### Given instruction
Look through the lines below and extract any with the word "subtitle".

### Material
========================================
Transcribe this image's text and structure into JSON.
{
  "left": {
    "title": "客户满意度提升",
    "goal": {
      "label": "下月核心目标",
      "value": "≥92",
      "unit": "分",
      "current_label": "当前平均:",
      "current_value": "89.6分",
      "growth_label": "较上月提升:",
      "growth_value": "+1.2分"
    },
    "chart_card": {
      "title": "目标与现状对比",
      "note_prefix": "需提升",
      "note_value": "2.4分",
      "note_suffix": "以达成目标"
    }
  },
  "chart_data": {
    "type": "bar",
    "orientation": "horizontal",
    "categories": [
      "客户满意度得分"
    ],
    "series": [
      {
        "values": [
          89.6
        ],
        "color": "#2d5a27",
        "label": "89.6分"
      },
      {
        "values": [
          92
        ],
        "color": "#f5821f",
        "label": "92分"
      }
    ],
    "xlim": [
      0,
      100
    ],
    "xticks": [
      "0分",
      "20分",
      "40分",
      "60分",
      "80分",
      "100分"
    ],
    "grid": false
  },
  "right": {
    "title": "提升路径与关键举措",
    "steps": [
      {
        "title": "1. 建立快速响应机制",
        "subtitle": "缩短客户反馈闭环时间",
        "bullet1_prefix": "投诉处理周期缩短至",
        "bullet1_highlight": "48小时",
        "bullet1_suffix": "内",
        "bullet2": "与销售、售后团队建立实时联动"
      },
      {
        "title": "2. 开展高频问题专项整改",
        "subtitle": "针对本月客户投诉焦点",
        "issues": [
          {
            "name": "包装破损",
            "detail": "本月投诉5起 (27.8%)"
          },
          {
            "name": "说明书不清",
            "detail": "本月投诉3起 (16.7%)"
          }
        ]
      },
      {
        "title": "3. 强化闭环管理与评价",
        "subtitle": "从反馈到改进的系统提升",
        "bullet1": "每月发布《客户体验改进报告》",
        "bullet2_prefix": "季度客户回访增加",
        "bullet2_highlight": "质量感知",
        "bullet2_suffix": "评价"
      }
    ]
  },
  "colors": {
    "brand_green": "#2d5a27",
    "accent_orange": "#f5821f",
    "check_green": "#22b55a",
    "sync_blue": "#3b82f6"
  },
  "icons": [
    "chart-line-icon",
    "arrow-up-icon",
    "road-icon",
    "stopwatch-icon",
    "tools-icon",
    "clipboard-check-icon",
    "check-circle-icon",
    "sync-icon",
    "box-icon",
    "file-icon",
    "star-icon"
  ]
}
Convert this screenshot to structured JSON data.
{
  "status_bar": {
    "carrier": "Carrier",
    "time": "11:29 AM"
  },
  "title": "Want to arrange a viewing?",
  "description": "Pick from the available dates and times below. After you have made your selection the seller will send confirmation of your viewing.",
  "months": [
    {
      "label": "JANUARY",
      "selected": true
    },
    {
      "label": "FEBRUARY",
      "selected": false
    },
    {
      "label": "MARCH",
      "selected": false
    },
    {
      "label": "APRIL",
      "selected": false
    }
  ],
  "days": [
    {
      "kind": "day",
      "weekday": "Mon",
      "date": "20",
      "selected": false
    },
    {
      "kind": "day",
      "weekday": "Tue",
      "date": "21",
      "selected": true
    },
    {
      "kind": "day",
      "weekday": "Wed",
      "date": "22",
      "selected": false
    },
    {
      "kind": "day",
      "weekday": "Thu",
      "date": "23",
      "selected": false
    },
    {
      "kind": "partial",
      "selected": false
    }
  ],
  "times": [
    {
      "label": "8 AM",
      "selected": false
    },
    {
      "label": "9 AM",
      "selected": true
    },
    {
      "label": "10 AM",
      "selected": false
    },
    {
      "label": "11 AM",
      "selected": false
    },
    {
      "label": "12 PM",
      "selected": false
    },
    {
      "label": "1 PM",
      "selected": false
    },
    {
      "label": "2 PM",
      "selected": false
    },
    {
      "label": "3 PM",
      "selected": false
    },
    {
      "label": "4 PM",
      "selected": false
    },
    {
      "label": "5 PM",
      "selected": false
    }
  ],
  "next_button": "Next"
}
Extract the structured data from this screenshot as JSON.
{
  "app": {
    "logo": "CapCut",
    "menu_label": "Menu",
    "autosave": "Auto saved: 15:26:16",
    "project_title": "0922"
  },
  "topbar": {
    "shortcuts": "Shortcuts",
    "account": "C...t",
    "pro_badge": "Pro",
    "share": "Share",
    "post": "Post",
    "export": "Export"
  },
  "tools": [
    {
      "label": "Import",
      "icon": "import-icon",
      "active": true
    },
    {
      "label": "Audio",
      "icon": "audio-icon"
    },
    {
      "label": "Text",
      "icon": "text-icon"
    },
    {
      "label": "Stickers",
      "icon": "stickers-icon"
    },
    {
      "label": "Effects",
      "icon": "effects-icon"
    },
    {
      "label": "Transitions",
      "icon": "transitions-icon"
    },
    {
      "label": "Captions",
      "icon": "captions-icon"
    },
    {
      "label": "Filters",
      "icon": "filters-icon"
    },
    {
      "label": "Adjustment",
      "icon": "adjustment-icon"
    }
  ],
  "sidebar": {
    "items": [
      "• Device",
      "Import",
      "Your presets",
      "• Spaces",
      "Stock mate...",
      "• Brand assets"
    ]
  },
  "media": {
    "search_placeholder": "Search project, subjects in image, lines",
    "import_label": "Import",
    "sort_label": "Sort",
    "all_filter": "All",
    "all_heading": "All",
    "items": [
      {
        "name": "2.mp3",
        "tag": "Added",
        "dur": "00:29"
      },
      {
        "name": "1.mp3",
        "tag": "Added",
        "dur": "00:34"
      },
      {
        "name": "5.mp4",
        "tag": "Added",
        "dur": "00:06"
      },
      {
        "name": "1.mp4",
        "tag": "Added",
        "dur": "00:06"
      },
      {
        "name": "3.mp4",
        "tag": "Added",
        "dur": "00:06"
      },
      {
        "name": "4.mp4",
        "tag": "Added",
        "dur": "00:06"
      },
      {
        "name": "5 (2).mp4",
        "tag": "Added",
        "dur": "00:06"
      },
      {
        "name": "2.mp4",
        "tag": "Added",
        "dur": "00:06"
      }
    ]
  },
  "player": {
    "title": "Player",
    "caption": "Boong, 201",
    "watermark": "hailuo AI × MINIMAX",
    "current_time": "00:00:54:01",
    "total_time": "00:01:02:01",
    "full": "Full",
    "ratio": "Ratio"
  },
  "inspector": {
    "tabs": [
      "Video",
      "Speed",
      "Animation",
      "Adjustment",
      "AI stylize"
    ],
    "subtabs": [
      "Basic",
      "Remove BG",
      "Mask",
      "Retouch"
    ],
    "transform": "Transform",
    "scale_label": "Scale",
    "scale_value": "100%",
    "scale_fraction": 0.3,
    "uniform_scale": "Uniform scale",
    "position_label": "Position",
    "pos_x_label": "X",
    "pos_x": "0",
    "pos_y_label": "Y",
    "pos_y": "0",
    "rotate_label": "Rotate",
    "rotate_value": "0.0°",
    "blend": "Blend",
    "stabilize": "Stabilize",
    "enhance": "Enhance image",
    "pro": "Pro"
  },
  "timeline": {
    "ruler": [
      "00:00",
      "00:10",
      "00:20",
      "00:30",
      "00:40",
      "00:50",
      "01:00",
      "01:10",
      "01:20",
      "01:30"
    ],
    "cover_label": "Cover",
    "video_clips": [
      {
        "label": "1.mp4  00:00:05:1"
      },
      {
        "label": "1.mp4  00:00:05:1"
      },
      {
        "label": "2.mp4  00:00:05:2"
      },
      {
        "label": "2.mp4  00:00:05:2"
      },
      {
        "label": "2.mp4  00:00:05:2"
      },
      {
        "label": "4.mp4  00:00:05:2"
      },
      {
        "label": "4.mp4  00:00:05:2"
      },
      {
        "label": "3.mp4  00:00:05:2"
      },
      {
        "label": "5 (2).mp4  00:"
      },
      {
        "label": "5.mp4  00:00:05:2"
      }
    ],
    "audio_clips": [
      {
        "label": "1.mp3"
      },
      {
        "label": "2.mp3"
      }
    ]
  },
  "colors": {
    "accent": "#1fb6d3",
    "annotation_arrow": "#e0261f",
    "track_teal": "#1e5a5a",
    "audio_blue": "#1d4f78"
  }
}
========================================
### Result of the task
        "subtitle": "缩短客户反馈闭环时间",
        "subtitle": "针对本月客户投诉焦点",
        "subtitle": "从反馈到改进的系统提升",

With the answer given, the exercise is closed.